§ Supplied material
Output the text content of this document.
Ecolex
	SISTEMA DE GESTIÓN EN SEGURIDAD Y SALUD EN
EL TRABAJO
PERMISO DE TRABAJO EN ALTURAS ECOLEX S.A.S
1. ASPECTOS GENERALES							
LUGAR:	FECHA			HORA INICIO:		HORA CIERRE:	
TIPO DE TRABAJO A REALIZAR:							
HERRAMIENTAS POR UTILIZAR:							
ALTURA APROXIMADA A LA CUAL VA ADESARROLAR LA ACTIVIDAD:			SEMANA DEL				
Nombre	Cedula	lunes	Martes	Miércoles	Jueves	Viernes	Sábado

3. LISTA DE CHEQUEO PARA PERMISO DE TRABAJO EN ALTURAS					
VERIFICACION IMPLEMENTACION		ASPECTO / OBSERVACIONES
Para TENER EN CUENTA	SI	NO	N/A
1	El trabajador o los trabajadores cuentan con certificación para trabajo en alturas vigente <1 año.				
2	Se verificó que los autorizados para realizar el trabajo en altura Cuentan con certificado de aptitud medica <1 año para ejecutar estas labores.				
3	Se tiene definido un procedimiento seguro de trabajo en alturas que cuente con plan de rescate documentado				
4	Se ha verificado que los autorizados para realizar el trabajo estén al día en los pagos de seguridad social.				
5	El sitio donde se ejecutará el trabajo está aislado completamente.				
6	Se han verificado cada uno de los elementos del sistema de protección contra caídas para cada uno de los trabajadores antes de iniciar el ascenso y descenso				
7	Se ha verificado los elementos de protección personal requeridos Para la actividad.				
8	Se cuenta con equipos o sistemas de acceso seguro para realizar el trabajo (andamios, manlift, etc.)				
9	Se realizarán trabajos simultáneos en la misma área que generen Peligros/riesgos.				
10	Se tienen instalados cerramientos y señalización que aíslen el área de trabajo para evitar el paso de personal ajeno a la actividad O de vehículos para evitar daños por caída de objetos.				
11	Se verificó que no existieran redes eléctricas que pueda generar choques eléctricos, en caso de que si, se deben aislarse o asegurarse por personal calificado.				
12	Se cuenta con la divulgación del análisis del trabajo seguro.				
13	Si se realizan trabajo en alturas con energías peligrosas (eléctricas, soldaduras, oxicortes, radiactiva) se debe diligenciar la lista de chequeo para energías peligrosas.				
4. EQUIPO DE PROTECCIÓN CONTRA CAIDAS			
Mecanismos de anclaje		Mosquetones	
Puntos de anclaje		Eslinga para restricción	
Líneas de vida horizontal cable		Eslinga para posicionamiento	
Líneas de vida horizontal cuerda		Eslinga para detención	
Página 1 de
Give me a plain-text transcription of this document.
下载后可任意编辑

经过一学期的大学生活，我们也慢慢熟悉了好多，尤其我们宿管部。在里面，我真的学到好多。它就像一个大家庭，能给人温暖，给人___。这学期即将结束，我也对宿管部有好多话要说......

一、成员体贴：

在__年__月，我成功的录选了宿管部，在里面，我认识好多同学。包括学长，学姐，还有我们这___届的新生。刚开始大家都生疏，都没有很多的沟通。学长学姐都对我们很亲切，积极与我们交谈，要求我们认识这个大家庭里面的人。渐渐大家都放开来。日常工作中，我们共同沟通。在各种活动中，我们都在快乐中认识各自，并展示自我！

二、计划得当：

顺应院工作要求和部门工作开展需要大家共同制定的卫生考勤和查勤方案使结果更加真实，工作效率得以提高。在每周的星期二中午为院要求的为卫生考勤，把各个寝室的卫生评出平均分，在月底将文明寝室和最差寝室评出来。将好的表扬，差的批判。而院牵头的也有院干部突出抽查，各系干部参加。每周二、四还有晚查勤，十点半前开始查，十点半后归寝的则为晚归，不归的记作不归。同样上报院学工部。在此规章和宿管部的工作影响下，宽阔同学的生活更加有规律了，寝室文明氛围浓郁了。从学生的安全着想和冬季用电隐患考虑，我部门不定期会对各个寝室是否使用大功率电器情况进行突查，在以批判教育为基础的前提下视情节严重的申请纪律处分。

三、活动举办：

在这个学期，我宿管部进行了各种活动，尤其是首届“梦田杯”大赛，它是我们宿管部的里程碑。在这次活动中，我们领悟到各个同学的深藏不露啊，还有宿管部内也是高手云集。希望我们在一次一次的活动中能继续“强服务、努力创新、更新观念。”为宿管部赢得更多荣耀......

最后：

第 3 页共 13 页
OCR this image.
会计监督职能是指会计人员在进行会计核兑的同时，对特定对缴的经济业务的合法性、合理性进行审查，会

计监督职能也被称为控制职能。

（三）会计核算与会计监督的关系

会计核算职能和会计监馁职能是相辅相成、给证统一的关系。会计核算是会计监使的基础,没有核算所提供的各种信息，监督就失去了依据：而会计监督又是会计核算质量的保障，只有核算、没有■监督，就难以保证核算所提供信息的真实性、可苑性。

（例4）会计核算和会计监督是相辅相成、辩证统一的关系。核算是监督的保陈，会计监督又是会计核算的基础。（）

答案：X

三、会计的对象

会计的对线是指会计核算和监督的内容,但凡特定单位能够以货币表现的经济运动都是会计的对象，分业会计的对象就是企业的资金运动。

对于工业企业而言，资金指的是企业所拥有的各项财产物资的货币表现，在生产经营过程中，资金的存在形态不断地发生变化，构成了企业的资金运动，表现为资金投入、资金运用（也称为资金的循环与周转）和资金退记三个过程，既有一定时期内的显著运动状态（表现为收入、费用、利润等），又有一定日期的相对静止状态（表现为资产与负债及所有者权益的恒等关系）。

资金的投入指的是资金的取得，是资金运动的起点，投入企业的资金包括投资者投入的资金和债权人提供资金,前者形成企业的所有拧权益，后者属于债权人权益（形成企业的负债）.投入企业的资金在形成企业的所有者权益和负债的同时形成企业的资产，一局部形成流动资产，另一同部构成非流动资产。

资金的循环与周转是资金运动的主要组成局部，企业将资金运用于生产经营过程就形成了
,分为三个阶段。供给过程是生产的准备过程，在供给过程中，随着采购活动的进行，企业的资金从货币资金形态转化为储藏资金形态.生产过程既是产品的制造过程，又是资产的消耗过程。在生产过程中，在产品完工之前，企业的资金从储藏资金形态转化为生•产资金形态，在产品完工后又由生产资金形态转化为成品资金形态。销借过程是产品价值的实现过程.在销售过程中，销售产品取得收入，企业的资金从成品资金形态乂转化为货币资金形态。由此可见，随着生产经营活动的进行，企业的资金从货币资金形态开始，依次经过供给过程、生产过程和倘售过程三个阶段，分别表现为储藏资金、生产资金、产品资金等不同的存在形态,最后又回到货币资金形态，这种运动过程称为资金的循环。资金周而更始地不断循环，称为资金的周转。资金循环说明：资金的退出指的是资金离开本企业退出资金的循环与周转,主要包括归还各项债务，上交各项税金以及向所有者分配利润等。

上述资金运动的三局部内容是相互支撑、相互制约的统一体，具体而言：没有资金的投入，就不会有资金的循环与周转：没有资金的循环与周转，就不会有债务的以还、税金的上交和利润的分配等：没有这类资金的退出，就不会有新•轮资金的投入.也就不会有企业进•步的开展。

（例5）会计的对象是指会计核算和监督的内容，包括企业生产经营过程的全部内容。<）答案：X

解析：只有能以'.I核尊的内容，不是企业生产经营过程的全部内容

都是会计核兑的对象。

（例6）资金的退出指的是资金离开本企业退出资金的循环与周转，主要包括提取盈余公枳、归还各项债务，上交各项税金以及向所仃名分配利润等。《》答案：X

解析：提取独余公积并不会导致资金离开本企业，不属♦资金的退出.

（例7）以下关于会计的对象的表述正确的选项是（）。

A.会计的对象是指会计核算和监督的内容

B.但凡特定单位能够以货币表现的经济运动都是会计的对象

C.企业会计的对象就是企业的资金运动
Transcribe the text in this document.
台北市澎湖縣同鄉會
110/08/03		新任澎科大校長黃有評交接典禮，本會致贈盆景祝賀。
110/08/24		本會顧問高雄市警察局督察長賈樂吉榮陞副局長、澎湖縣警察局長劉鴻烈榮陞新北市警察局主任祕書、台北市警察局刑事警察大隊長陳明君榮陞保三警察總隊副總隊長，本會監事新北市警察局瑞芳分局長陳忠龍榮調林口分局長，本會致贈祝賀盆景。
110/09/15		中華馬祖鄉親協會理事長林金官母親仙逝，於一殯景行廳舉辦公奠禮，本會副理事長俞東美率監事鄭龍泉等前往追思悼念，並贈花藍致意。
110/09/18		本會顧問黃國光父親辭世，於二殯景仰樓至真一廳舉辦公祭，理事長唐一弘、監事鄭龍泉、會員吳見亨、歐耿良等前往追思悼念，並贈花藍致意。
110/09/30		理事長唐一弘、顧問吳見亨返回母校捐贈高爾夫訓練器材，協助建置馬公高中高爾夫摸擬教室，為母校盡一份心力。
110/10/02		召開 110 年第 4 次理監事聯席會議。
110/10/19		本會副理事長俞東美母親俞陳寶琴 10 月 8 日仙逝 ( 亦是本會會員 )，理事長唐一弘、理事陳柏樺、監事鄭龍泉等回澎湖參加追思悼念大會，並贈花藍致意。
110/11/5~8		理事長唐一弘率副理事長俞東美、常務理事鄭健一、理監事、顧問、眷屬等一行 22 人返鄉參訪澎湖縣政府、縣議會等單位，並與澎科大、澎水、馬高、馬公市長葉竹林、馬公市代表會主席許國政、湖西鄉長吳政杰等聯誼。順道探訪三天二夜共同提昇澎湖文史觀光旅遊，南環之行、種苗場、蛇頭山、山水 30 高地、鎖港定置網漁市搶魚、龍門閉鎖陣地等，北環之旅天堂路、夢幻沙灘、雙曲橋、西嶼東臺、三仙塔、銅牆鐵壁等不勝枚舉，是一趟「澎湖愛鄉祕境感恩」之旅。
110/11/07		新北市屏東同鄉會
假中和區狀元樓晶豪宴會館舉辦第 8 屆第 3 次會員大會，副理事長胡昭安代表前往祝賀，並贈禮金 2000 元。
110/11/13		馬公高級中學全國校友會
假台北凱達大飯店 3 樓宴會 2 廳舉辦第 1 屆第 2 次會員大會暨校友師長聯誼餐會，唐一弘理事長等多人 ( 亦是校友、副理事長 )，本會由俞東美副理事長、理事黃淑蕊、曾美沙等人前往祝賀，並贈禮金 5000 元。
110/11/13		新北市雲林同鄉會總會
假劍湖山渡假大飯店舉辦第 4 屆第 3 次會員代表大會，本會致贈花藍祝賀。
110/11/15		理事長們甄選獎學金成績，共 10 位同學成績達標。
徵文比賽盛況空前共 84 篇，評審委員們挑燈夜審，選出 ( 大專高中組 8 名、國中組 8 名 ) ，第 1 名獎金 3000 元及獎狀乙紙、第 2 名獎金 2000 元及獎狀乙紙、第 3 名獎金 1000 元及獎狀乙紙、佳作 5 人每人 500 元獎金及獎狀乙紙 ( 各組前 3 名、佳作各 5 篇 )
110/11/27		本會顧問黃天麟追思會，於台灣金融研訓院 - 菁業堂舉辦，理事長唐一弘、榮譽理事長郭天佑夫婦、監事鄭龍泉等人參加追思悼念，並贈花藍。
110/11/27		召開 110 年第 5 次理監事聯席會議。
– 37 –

§ Objective
Return only those lines of the records that contain the string "次理監事聯席會議".

§ Result of this task
110/10/02		召開 110 年第 4 次理監事聯席會議。
110/11/27		召開 110 年第 5 次理監事聯席會議。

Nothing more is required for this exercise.